**Problem statement**
State how many lines of the entries include the string "Partner", please, leaving out everything but the number.

'''

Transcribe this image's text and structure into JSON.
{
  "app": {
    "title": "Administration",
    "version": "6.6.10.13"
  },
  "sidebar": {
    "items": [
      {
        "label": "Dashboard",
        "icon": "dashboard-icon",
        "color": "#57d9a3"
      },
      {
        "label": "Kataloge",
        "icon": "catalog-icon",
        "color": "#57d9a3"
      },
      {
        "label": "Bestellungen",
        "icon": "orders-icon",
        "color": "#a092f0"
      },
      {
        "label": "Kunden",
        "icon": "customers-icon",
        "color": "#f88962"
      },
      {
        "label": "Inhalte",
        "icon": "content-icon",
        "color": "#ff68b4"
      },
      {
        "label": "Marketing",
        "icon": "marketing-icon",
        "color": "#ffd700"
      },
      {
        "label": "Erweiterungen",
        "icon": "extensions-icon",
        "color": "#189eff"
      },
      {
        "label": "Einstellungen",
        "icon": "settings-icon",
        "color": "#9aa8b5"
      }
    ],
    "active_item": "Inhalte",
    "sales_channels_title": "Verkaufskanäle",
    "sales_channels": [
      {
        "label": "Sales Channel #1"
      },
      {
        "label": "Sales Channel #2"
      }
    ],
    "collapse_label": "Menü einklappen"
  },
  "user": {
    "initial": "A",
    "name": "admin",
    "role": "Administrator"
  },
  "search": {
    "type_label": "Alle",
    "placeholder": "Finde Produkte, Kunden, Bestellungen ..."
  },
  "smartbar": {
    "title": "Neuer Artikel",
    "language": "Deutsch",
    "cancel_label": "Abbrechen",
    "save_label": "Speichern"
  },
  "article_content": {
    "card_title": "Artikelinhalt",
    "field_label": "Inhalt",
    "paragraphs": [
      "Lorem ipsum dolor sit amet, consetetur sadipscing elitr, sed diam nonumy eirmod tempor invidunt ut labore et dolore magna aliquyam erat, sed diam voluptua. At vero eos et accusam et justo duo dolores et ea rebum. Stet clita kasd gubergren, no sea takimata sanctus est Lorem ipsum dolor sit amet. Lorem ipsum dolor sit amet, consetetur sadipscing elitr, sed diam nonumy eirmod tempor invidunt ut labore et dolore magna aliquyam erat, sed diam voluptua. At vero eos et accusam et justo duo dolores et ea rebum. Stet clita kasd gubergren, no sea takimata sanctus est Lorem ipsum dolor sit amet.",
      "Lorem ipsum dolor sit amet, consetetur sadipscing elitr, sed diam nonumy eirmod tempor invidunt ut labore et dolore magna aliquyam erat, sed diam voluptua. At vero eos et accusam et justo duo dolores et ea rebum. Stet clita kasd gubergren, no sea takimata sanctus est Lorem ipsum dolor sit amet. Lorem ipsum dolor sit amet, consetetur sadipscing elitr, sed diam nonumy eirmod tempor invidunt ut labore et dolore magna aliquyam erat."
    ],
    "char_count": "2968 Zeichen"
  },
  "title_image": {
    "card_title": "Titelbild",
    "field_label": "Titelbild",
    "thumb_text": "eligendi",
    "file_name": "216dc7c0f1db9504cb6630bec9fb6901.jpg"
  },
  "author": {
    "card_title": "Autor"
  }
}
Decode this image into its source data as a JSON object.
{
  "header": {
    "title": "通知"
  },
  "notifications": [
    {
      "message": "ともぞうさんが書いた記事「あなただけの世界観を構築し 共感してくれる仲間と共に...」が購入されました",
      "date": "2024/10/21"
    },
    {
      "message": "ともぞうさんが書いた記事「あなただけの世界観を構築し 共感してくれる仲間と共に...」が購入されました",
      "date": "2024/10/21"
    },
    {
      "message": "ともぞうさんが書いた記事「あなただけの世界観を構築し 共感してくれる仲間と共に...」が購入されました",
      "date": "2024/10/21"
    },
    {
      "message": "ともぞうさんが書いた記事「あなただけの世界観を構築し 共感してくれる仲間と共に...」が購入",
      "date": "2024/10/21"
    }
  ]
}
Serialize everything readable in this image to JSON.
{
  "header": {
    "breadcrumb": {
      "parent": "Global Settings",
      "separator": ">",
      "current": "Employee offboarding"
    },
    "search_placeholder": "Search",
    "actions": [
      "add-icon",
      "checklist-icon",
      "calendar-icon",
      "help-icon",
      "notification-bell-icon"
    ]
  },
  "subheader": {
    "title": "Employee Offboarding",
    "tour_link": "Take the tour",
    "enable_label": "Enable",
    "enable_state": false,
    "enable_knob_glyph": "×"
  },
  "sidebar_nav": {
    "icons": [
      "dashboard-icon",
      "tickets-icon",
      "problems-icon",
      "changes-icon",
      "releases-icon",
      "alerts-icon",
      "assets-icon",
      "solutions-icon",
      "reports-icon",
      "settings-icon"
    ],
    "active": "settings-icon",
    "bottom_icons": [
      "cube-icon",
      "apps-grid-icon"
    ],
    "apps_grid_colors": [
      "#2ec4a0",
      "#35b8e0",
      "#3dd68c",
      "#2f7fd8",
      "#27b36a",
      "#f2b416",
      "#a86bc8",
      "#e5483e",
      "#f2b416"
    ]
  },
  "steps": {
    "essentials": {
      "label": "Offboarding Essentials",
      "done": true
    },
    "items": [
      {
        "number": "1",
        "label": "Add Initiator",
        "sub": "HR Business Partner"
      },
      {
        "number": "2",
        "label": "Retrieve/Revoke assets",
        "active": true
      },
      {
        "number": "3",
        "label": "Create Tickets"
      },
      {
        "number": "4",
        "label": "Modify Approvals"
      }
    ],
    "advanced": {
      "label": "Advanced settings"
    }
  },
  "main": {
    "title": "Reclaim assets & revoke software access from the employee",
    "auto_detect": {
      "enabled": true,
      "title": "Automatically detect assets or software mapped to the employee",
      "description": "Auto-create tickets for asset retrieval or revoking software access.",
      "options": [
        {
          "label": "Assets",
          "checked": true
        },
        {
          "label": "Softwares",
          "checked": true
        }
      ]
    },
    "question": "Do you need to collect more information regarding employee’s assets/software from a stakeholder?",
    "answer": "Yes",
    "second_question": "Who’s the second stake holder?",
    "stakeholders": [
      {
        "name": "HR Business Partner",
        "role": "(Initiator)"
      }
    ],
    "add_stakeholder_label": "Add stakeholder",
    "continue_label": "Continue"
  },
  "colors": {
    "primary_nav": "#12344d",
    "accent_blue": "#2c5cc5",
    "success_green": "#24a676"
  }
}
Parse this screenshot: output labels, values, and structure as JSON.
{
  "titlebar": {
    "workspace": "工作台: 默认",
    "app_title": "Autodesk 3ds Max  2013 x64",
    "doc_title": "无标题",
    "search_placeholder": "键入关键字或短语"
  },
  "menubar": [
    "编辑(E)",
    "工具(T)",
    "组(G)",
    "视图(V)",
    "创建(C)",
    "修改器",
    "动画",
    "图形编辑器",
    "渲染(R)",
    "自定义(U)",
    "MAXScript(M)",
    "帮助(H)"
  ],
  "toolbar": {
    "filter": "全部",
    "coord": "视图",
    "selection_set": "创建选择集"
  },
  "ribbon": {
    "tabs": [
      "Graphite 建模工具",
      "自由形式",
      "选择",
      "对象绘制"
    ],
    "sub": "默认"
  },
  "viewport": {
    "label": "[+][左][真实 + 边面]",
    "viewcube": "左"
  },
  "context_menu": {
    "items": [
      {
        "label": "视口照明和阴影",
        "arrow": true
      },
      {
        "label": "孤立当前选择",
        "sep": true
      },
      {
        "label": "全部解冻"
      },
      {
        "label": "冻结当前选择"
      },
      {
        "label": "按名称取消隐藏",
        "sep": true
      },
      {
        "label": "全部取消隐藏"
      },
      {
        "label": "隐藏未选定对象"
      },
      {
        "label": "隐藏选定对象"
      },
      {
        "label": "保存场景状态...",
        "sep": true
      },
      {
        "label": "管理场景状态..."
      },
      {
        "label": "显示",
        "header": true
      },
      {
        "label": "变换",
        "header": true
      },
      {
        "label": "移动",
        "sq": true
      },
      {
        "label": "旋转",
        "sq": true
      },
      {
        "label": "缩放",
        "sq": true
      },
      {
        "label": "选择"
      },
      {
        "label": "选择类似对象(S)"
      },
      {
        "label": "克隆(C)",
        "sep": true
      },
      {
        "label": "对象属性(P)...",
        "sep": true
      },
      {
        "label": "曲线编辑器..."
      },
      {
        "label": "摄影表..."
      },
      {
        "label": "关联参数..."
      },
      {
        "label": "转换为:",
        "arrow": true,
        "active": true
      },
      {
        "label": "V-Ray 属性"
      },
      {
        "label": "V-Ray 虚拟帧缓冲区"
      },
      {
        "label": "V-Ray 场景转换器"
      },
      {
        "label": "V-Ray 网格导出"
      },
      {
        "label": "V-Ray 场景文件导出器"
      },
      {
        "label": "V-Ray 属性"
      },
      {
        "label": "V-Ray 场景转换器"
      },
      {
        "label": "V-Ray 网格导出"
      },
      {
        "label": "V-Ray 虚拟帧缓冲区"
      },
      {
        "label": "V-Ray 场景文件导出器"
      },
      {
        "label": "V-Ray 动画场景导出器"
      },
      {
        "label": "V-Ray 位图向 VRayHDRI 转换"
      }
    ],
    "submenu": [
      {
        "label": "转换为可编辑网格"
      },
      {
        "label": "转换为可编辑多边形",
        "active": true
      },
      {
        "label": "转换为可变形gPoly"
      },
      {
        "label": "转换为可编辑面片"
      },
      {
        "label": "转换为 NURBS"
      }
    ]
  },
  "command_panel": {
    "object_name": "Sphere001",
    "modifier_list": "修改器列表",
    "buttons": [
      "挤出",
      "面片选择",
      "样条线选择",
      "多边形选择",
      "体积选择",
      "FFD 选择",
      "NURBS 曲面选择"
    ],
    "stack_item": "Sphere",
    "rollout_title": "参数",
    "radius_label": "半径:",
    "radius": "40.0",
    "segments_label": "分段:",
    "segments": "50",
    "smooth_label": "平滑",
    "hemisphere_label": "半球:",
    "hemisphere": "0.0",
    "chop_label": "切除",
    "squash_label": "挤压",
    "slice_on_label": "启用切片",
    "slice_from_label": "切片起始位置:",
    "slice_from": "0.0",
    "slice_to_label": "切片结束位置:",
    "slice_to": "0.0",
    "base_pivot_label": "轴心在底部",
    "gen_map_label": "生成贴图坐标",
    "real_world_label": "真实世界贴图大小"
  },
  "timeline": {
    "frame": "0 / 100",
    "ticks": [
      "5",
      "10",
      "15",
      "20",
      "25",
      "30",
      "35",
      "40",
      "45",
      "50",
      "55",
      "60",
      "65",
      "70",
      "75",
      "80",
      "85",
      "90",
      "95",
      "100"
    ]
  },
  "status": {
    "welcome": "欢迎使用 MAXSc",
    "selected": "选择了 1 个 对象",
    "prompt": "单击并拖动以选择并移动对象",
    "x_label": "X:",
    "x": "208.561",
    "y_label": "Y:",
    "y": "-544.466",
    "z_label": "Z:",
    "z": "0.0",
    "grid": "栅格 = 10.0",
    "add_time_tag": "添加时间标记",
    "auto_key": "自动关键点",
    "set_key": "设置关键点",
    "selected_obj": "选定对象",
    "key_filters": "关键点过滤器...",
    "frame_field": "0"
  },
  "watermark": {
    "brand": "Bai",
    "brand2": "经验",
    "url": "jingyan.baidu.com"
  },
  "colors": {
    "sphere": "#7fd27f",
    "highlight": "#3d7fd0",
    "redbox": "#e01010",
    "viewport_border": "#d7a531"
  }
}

'''

**Expected answer**
2